Retype each entry below exactly as it stands.

> INFORMATION SHOWN:
+ + +

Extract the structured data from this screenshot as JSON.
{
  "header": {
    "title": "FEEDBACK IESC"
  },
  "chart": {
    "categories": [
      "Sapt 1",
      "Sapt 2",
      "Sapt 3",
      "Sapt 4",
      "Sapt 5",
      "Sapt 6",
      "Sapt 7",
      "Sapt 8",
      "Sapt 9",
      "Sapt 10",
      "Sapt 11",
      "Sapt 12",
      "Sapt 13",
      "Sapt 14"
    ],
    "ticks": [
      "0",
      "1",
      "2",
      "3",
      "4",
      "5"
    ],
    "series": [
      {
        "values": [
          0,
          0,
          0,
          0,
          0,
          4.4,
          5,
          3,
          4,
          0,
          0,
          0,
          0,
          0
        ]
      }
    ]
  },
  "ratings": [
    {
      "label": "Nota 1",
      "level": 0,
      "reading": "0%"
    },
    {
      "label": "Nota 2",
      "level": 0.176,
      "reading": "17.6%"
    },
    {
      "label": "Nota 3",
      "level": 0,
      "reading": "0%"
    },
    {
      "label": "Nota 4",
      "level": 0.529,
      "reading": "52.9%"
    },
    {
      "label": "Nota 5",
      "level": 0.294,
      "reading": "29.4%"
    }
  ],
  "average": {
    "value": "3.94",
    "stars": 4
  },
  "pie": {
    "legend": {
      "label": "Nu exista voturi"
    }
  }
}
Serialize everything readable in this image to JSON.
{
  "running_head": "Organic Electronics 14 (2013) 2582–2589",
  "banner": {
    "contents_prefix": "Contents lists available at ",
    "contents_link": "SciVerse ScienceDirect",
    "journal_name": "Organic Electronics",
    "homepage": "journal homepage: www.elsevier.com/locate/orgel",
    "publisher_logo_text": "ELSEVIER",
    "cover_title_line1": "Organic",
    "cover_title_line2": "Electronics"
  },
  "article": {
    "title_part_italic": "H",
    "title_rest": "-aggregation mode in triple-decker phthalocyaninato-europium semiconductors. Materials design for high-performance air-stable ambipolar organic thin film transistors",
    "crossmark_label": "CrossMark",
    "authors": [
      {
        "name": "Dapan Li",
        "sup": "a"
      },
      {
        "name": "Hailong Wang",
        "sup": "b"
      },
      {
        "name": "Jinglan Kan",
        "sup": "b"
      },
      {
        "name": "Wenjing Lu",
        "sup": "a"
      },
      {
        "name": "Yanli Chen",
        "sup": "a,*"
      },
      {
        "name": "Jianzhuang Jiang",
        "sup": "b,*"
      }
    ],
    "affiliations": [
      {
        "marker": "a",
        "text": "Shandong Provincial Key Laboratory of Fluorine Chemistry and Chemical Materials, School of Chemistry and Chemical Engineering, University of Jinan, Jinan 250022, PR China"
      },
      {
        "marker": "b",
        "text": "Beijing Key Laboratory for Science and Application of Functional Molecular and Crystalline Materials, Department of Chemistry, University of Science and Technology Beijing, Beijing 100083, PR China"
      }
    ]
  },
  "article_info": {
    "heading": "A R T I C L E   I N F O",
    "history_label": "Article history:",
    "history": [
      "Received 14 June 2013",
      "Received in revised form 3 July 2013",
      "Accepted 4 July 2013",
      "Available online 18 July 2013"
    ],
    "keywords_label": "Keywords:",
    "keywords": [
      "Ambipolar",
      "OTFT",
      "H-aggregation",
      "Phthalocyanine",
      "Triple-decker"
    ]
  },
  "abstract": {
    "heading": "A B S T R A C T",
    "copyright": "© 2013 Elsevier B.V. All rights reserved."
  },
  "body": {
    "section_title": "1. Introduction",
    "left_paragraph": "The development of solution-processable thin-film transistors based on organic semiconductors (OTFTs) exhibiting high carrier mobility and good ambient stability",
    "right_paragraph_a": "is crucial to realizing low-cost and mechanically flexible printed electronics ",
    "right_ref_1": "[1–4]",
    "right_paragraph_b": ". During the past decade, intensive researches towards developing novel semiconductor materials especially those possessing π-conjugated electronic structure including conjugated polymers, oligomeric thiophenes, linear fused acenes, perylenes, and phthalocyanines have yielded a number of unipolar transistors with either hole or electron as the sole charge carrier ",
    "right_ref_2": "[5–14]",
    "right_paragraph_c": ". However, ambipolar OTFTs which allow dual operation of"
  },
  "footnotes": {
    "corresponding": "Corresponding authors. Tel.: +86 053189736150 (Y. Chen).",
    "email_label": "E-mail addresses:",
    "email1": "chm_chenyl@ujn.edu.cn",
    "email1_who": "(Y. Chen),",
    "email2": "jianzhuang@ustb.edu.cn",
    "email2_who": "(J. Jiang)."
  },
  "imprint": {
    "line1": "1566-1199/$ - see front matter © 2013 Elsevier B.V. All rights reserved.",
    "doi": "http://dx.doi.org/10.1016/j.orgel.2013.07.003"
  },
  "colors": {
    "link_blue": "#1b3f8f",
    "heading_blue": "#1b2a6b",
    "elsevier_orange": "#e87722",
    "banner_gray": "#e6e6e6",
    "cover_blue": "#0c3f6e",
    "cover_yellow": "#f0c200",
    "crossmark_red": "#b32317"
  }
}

+ + +

> RESULT OF THIS EXERCISE:
Extract the structured data from this screenshot as JSON.
{
  "header": {
    "title": "FEEDBACK IESC"
  },
  "chart": {
    "categories": [
      "Sapt 1",
      "Sapt 2",
      "Sapt 3",
      "Sapt 4",
      "Sapt 5",
      "Sapt 6",
      "Sapt 7",
      "Sapt 8",
      "Sapt 9",
      "Sapt 10",
      "Sapt 11",
      "Sapt 12",
      "Sapt 13",
      "Sapt 14"
    ],
    "ticks": [
      "0",
      "1",
      "2",
      "3",
      "4",
      "5"
    ],
    "series": [
      {
        "values": [
          0,
          0,
          0,
          0,
          0,
          4.4,
          5,
          3,
          4,
          0,
          0,
          0,
          0,
          0
        ]
      }
    ]
  },
  "ratings": [
    {
      "label": "Nota 1",
      "level": 0,
      "reading": "0%"
    },
    {
      "label": "Nota 2",
      "level": 0.176,
      "reading": "17.6%"
    },
    {
      "label": "Nota 3",
      "level": 0,
      "reading": "0%"
    },
    {
      "label": "Nota 4",
      "level": 0.529,
      "reading": "52.9%"
    },
    {
      "label": "Nota 5",
      "level": 0.294,
      "reading": "29.4%"
    }
  ],
  "average": {
    "value": "3.94",
    "stars": 4
  },
  "pie": {
    "legend": {
      "label": "Nu exista voturi"
    }
  }
}
Serialize everything readable in this image to JSON.
{
  "running_head": "Organic Electronics 14 (2013) 2582–2589",
  "banner": {
    "contents_prefix": "Contents lists available at ",
    "contents_link": "SciVerse ScienceDirect",
    "journal_name": "Organic Electronics",
    "homepage": "journal homepage: www.elsevier.com/locate/orgel",
    "publisher_logo_text": "ELSEVIER",
    "cover_title_line1": "Organic",
    "cover_title_line2": "Electronics"
  },
  "article": {
    "title_part_italic": "H",
    "title_rest": "-aggregation mode in triple-decker phthalocyaninato-europium semiconductors. Materials design for high-performance air-stable ambipolar organic thin film transistors",
    "crossmark_label": "CrossMark",
    "authors": [
      {
        "name": "Dapan Li",
        "sup": "a"
      },
      {
        "name": "Hailong Wang",
        "sup": "b"
      },
      {
        "name": "Jinglan Kan",
        "sup": "b"
      },
      {
        "name": "Wenjing Lu",
        "sup": "a"
      },
      {
        "name": "Yanli Chen",
        "sup": "a,*"
      },
      {
        "name": "Jianzhuang Jiang",
        "sup": "b,*"
      }
    ],
    "affiliations": [
      {
        "marker": "a",
        "text": "Shandong Provincial Key Laboratory of Fluorine Chemistry and Chemical Materials, School of Chemistry and Chemical Engineering, University of Jinan, Jinan 250022, PR China"
      },
      {
        "marker": "b",
        "text": "Beijing Key Laboratory for Science and Application of Functional Molecular and Crystalline Materials, Department of Chemistry, University of Science and Technology Beijing, Beijing 100083, PR China"
      }
    ]
  },
  "article_info": {
    "heading": "A R T I C L E   I N F O",
    "history_label": "Article history:",
    "history": [
      "Received 14 June 2013",
      "Received in revised form 3 July 2013",
      "Accepted 4 July 2013",
      "Available online 18 July 2013"
    ],
    "keywords_label": "Keywords:",
    "keywords": [
      "Ambipolar",
      "OTFT",
      "H-aggregation",
      "Phthalocyanine",
      "Triple-decker"
    ]
  },
  "abstract": {
    "heading": "A B S T R A C T",
    "copyright": "© 2013 Elsevier B.V. All rights reserved."
  },
  "body": {
    "section_title": "1. Introduction",
    "left_paragraph": "The development of solution-processable thin-film transistors based on organic semiconductors (OTFTs) exhibiting high carrier mobility and good ambient stability",
    "right_paragraph_a": "is crucial to realizing low-cost and mechanically flexible printed electronics ",
    "right_ref_1": "[1–4]",
    "right_paragraph_b": ". During the past decade, intensive researches towards developing novel semiconductor materials especially those possessing π-conjugated electronic structure including conjugated polymers, oligomeric thiophenes, linear fused acenes, perylenes, and phthalocyanines have yielded a number of unipolar transistors with either hole or electron as the sole charge carrier ",
    "right_ref_2": "[5–14]",
    "right_paragraph_c": ". However, ambipolar OTFTs which allow dual operation of"
  },
  "footnotes": {
    "corresponding": "Corresponding authors. Tel.: +86 053189736150 (Y. Chen).",
    "email_label": "E-mail addresses:",
    "email1": "chm_chenyl@ujn.edu.cn",
    "email1_who": "(Y. Chen),",
    "email2": "jianzhuang@ustb.edu.cn",
    "email2_who": "(J. Jiang)."
  },
  "imprint": {
    "line1": "1566-1199/$ - see front matter © 2013 Elsevier B.V. All rights reserved.",
    "doi": "http://dx.doi.org/10.1016/j.orgel.2013.07.003"
  },
  "colors": {
    "link_blue": "#1b3f8f",
    "heading_blue": "#1b2a6b",
    "elsevier_orange": "#e87722",
    "banner_gray": "#e6e6e6",
    "cover_blue": "#0c3f6e",
    "cover_yellow": "#f0c200",
    "crossmark_red": "#b32317"
  }
}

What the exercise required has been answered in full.